__ПРЕДОСТАВЛЕННЫЙ ОТРЫВОК__.
========================
И вот, я начала заполнять целые страницы своими воспоминаниями,
отчасти дополняя их воспоминаниями других людей, иногда выбирая
те, которые больше всего контрастируют с моими собственными.
Так как я сохранила дружеские отношения со многими своими
партнерами, то мне не составило никакого труда позвонить им,
пригласить выпить по стаканчику или пообедать, и задать им
вопросы. Всем эта затея казалась забавной и довольно-таки
интересной. Некоторые отдали мне фотографии и видеофильмы,
которые я просмотрела. А один мой приятель даже доверил мне свой
личный дневник.

К счастью, когда ты пишешь, то редко представляешь себе, к кому
обращаешься, или же просто инстинктивно устраняешь таких
потенциальных собеседников, если они вдруг выскакивают перед тобой,
как марионетки в кукольном театре. Но наконец, подумав
какое-то время, я внезапно поняла — «к женщинам». Это пришло мне
в голову, скорее всего, потому, что я никогда не вела так
называемых «женских» разговоров, которые мне, на самом деле,
часто хотелось вести. Я избегала этих разговоров, во-первых,
потому, что они очень часто замутняются сентиментальными
излияниями, которые тут же придают им оттенок сальности, и еще
потому, что о каких бы своих личных тайнах ты не собирался
поведать собеседнику или собеседнице, тебе никогда не
удается найти нужные слова: все они неточны или же вульгарны. В
результате ты как бы остаешься в стороне от того, что сам
рассказываешь, или же пытаешься скрыть свое смущение за
подчеркнуто непристойными определениями, то есть ты, на деле, все же
себя цензурируешь, а сам думаешь, что переступаешь все
границы. Я проверяла это множество раз, читая о себе статьи, в
которых использовался разговорный язык; их авторы, желая всем
доказать, до какой степени они раскрепощены, постоянно
допускали двусмысленности. К этому можно добавить еще и то, что
вульгарность, по определению, смешивает людей, делая их
одинаковыми, уравнивая их.
========================
(Записи, взятые из коллекции)

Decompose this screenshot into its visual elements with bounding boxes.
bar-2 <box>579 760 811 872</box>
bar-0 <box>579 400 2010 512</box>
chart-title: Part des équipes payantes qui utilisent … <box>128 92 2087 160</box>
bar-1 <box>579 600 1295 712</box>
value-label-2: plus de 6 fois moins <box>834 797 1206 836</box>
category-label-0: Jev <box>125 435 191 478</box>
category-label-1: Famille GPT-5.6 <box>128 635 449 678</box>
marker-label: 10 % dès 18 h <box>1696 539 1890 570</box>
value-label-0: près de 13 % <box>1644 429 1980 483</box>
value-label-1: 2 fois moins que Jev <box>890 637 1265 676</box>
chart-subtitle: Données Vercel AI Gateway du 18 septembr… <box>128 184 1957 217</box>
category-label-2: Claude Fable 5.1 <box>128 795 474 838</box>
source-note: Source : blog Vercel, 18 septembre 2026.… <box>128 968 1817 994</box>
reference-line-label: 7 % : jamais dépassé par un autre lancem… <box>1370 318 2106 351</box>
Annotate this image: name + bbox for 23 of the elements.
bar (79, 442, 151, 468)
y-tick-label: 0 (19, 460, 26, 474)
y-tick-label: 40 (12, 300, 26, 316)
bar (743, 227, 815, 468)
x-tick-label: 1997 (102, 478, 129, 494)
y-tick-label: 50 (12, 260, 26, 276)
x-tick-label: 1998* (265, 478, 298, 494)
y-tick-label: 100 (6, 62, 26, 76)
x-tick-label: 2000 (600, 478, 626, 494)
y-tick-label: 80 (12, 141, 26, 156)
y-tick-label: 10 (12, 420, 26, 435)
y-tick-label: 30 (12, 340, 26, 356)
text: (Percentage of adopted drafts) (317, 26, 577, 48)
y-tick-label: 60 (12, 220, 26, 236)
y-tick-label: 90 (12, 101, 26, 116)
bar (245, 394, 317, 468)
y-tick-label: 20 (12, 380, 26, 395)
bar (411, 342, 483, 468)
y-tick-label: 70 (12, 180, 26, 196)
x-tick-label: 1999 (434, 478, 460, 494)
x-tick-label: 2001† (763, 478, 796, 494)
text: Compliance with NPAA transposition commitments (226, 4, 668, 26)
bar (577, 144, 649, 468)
========================
Процитируйте дословно часть отрывка о записи воспоминаний, начиная со слов «Так как я сохранила» и продолжая до слов «личный дневник.».

__РЕЗУЛЬТАТ__.
Так как я сохранила дружеские отношения со многими своими
партнерами, то мне не составило никакого труда позвонить им,
пригласить выпить по стаканчику или пообедать, и задать им
вопросы. Всем эта затея казалась забавной и довольно-таки
интересной. Некоторые отдали мне фотографии и видеофильмы,
которые я просмотрела. А один мой приятель даже доверил мне свой
личный дневник.